#### [Stated exercise]
Give only the number of lines in the records that include the string "Virginia".

#### [Input material]
◇ ◇ ◇ ◇
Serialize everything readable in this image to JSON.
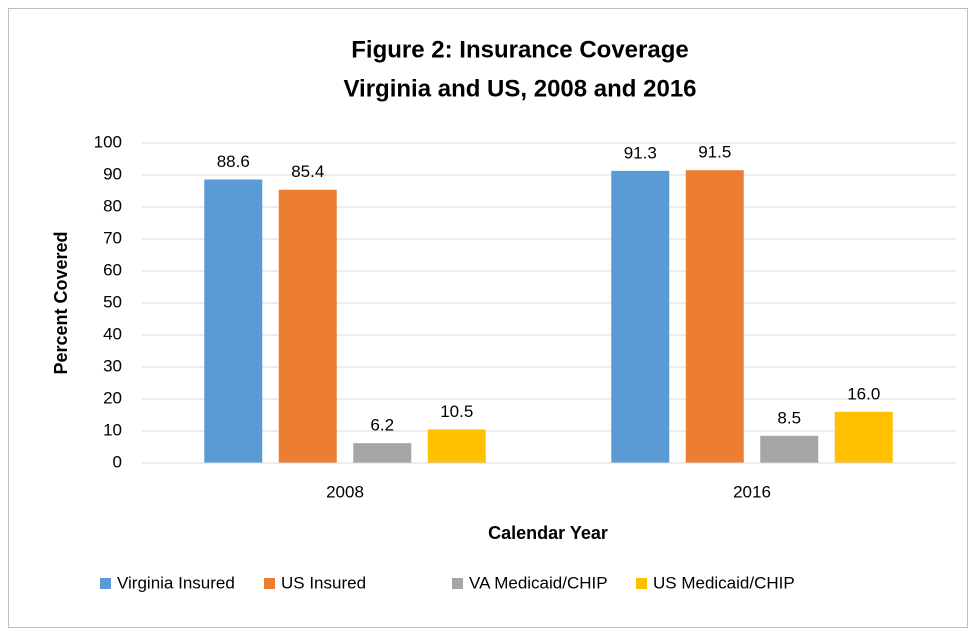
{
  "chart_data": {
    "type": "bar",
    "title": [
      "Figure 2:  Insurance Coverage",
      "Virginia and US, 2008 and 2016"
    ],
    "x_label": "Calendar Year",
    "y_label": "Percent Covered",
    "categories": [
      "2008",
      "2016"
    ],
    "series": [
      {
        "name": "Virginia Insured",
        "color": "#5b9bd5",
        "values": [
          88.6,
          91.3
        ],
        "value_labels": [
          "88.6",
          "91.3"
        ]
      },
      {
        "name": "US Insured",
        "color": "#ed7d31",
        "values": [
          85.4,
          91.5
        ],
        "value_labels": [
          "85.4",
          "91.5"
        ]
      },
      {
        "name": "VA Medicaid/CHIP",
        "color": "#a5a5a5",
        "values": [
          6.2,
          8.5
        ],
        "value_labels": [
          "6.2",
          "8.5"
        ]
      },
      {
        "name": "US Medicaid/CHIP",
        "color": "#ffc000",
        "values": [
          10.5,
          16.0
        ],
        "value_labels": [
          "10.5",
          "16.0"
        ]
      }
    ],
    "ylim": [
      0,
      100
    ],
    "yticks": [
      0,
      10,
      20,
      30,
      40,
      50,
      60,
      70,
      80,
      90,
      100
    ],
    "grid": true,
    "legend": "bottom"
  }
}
◇ ◇ ◇ ◇
#### [Solution to this exercise]
2